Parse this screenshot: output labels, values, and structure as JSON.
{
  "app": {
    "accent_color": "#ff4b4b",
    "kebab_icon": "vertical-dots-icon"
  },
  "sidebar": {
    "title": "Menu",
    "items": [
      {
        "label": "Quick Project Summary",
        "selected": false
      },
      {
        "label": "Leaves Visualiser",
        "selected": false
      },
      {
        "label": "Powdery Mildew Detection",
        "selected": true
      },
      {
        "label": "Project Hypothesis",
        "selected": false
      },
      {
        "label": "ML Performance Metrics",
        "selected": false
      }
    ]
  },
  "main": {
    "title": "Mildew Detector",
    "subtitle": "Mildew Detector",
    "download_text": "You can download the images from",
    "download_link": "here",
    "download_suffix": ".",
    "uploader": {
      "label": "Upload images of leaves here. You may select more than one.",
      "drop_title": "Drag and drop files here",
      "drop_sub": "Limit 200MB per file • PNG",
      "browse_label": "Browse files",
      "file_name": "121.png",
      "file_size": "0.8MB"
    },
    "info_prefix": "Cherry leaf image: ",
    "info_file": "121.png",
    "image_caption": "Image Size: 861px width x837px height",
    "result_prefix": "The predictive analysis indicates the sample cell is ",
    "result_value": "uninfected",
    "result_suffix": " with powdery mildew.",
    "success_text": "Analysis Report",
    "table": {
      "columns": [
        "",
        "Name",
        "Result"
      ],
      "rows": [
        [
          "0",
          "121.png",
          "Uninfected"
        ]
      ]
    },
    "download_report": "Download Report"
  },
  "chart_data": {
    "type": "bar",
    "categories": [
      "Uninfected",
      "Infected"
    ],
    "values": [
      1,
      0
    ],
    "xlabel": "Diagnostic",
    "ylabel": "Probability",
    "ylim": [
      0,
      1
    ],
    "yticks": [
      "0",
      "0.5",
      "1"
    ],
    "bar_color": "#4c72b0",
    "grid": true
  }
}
::::::::
- [YOUR GOAL]
What do the records say? Quote them all exactly.

- [WRITTEN ANSWER]
Parse this screenshot: output labels, values, and structure as JSON.
{
  "app": {
    "accent_color": "#ff4b4b",
    "kebab_icon": "vertical-dots-icon"
  },
  "sidebar": {
    "title": "Menu",
    "items": [
      {
        "label": "Quick Project Summary",
        "selected": false
      },
      {
        "label": "Leaves Visualiser",
        "selected": false
      },
      {
        "label": "Powdery Mildew Detection",
        "selected": true
      },
      {
        "label": "Project Hypothesis",
        "selected": false
      },
      {
        "label": "ML Performance Metrics",
        "selected": false
      }
    ]
  },
  "main": {
    "title": "Mildew Detector",
    "subtitle": "Mildew Detector",
    "download_text": "You can download the images from",
    "download_link": "here",
    "download_suffix": ".",
    "uploader": {
      "label": "Upload images of leaves here. You may select more than one.",
      "drop_title": "Drag and drop files here",
      "drop_sub": "Limit 200MB per file • PNG",
      "browse_label": "Browse files",
      "file_name": "121.png",
      "file_size": "0.8MB"
    },
    "info_prefix": "Cherry leaf image: ",
    "info_file": "121.png",
    "image_caption": "Image Size: 861px width x837px height",
    "result_prefix": "The predictive analysis indicates the sample cell is ",
    "result_value": "uninfected",
    "result_suffix": " with powdery mildew.",
    "success_text": "Analysis Report",
    "table": {
      "columns": [
        "",
        "Name",
        "Result"
      ],
      "rows": [
        [
          "0",
          "121.png",
          "Uninfected"
        ]
      ]
    },
    "download_report": "Download Report"
  },
  "chart_data": {
    "type": "bar",
    "categories": [
      "Uninfected",
      "Infected"
    ],
    "values": [
      1,
      0
    ],
    "xlabel": "Diagnostic",
    "ylabel": "Probability",
    "ylim": [
      0,
      1
    ],
    "yticks": [
      "0",
      "0.5",
      "1"
    ],
    "bar_color": "#4c72b0",
    "grid": true
  }
}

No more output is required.